5

A perfect power is a number N where A^B = N (A >= 1 , B >= 2)

This is my code. I'm trying to find how many of these numbers exist between 1 and the top limit I select.

    static void Main(string[] args)
    {
        int PPwr_Count = 1; //number 1 is included by default.
        int Top_Limit = 1000000; //Can be any number up to 10^9
        for (int Number = 2; Number <= Top_Limit; Number++)
        {
            int myLog = (int)Math.Floor(Math.Log(Number, 2) + 1);
            for (int i = 2; i <= myLog; i++) 
            {
                //As a Math rule I only need to check below Base 2 Log of number
                int x = Convert.ToInt32(Math.Pow(Number, 1.0 / i));
                 if (Number == Math.Pow(x, i))
                 {
                     PPwr_Count++;
                     break;
                 }
                 else continue;
            }
        }
     } 

It's currently working. Sadly it becomes quite slow after around 1,000,000 checks. Anyhow to improve this algorithm's speed?

4
  • possible duplicate of Perfect power of two between two numbers --- See this for an example of a better algorithm. It is specific to 2 but can easily be adapted.
    – Yuck
    Jan 17, 2012 at 19:27
  • @Yuck I'm not sure how those solutions can be easily adapted. All the solutions in that question use binary logic, and they only work because the question asked specifically about powers of 2. Binary operations alone won't work here where the answer could be a power of, say, 3.
    – ean5533
    Jan 17, 2012 at 19:30
  • 1
    Assuming that A and B are integers, you may want to consider searching over B and A rather than searching over N, as there will be far fewer numbers to consider. The tricky boundary case here is numbers that have more than one representation (4^2 = 2^4, for instance), so you'll need to make some additional exclusions rather than just checking that A^B <= N. Consider that you actually are finding the values of A that would be redundant as part of searching, so perhaps there is a way you can use that information to exclude searching those values.
    – Dan Bryant
    Jan 17, 2012 at 19:37
  • It's not only powers of 2, it's any power that fits A^B = N (A >= 1 , B >= 2) Jan 17, 2012 at 19:46

6 Answers 6

8

Math.Log is expensive, Math.Pow is expensive, doubles are expensive. You know what isn't expensive? Multiplying integers.

Some theorycrafting: if A^B == n and n<10^9 and B>=2 than max A is close to 5*10^4. So lets have a set of perfect powers. Iterate from 2 while i*i<=max_n, if i is not in set, add i*i, i*i*i, and so on while its less then max_n. If A=C^D, then A^B = C^(B*D), and is already in set.

static void Main(string[] args)
    {
        int PPwr_Count = 1; //number 1 is included by default.
        int Top_Limit = 1000000000; //Can be any number up to 10^9
        HashSet<int> hs = new HashSet<int>();

        for (int A = 2; A * A <= Top_Limit; ++A)
        {
            if (!hs.Contains(A))
            {
                //We use long because of possible overflow
                long t = A*A;
                while (t <= Top_Limit)
                {
                    hs.Add((int)t);
                    t *= A;
                    PPwr_Count++;
                }
            }
        }
        Console.WriteLine(PPwr_Count);
    }

EDIT: This runs less then half a second on debug on my laptop.

1
3

Move Math.Log(Number, 2) + 1 out of the for loop.

-=-=-

**CHALLENGE A:** In the rows from the first one through the line holding "- page-number: 92: [607, 1596, 633, 1620]", inclusive, swap "cell-title-text" for "cell-rank-text" and write those lines out again with nothing else changed.

-=-=-

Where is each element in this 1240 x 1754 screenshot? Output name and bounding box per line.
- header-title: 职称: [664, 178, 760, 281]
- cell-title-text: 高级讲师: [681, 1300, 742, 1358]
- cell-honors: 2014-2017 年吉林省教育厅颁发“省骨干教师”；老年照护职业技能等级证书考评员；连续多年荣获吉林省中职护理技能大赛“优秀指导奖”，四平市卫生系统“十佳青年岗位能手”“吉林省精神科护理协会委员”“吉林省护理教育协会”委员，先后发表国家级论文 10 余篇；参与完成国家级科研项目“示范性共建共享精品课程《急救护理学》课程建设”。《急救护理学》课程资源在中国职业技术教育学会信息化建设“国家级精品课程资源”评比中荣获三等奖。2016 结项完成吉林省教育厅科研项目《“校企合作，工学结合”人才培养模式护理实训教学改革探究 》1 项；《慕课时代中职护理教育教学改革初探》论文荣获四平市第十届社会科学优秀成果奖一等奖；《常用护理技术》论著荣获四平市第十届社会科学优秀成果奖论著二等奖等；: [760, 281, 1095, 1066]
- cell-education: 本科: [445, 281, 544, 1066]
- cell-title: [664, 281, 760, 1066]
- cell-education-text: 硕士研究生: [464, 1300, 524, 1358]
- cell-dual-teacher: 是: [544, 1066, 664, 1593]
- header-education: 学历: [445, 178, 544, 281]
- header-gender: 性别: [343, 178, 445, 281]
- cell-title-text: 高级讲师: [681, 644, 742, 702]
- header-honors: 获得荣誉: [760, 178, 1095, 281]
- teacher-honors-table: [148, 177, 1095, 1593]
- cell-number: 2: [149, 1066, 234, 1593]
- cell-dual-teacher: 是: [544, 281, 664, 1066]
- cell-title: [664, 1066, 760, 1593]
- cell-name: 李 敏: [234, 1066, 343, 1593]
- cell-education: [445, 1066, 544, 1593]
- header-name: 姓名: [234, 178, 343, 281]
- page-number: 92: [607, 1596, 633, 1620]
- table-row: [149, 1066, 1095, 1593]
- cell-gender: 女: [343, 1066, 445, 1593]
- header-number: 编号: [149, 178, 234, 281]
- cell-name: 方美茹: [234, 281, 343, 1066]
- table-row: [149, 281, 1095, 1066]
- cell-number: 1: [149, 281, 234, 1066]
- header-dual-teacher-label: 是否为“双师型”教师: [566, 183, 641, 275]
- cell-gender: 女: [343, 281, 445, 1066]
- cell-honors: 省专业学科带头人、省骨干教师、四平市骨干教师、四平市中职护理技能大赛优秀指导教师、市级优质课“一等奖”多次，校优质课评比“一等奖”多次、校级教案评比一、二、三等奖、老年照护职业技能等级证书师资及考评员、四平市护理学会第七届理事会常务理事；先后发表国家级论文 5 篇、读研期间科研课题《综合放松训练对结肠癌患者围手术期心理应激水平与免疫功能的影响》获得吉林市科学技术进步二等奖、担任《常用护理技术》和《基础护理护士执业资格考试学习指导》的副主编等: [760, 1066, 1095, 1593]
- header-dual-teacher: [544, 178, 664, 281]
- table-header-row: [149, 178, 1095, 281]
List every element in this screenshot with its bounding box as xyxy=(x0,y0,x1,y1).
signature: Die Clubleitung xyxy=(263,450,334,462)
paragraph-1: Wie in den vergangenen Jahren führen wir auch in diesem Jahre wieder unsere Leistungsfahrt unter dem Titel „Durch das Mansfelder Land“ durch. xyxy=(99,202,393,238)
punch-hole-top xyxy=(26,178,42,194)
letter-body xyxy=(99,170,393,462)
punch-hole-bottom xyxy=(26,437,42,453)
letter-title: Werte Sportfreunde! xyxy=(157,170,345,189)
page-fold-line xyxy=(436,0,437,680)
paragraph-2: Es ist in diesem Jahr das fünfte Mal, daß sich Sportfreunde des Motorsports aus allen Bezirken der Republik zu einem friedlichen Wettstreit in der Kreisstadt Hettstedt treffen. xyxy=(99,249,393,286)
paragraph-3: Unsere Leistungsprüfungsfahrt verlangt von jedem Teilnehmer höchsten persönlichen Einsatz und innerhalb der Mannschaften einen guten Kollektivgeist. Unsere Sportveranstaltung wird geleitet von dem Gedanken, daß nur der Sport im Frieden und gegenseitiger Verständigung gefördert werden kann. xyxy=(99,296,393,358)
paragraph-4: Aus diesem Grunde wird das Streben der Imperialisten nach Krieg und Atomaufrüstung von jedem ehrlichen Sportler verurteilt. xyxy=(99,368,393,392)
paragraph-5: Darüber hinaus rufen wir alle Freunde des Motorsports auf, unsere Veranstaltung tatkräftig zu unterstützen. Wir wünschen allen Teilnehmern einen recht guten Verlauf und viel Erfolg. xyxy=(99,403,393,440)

-=-=-

**CHALLENGE B:** In the perfect-power thread, roughly what is the maximum value of A when A^B == n, n < 10^9 and B >= 2?

**TASK OUTPUT A:**
Where is each element in this 1240 x 1754 screenshot? Output name and bounding box per line.
- header-title: 职称: [664, 178, 760, 281]
- cell-rank-text: 高级讲师: [681, 1300, 742, 1358]
- cell-honors: 2014-2017 年吉林省教育厅颁发“省骨干教师”；老年照护职业技能等级证书考评员；连续多年荣获吉林省中职护理技能大赛“优秀指导奖”，四平市卫生系统“十佳青年岗位能手”“吉林省精神科护理协会委员”“吉林省护理教育协会”委员，先后发表国家级论文 10 余篇；参与完成国家级科研项目“示范性共建共享精品课程《急救护理学》课程建设”。《急救护理学》课程资源在中国职业技术教育学会信息化建设“国家级精品课程资源”评比中荣获三等奖。2016 结项完成吉林省教育厅科研项目《“校企合作，工学结合”人才培养模式护理实训教学改革探究 》1 项；《慕课时代中职护理教育教学改革初探》论文荣获四平市第十届社会科学优秀成果奖一等奖；《常用护理技术》论著荣获四平市第十届社会科学优秀成果奖论著二等奖等；: [760, 281, 1095, 1066]
- cell-education: 本科: [445, 281, 544, 1066]
- cell-title: [664, 281, 760, 1066]
- cell-education-text: 硕士研究生: [464, 1300, 524, 1358]
- cell-dual-teacher: 是: [544, 1066, 664, 1593]
- header-education: 学历: [445, 178, 544, 281]
- header-gender: 性别: [343, 178, 445, 281]
- cell-rank-text: 高级讲师: [681, 644, 742, 702]
- header-honors: 获得荣誉: [760, 178, 1095, 281]
- teacher-honors-table: [148, 177, 1095, 1593]
- cell-number: 2: [149, 1066, 234, 1593]
- cell-dual-teacher: 是: [544, 281, 664, 1066]
- cell-title: [664, 1066, 760, 1593]
- cell-name: 李 敏: [234, 1066, 343, 1593]
- cell-education: [445, 1066, 544, 1593]
- header-name: 姓名: [234, 178, 343, 281]
- page-number: 92: [607, 1596, 633, 1620]

**TASK OUTPUT B:** Close to 5*10^4.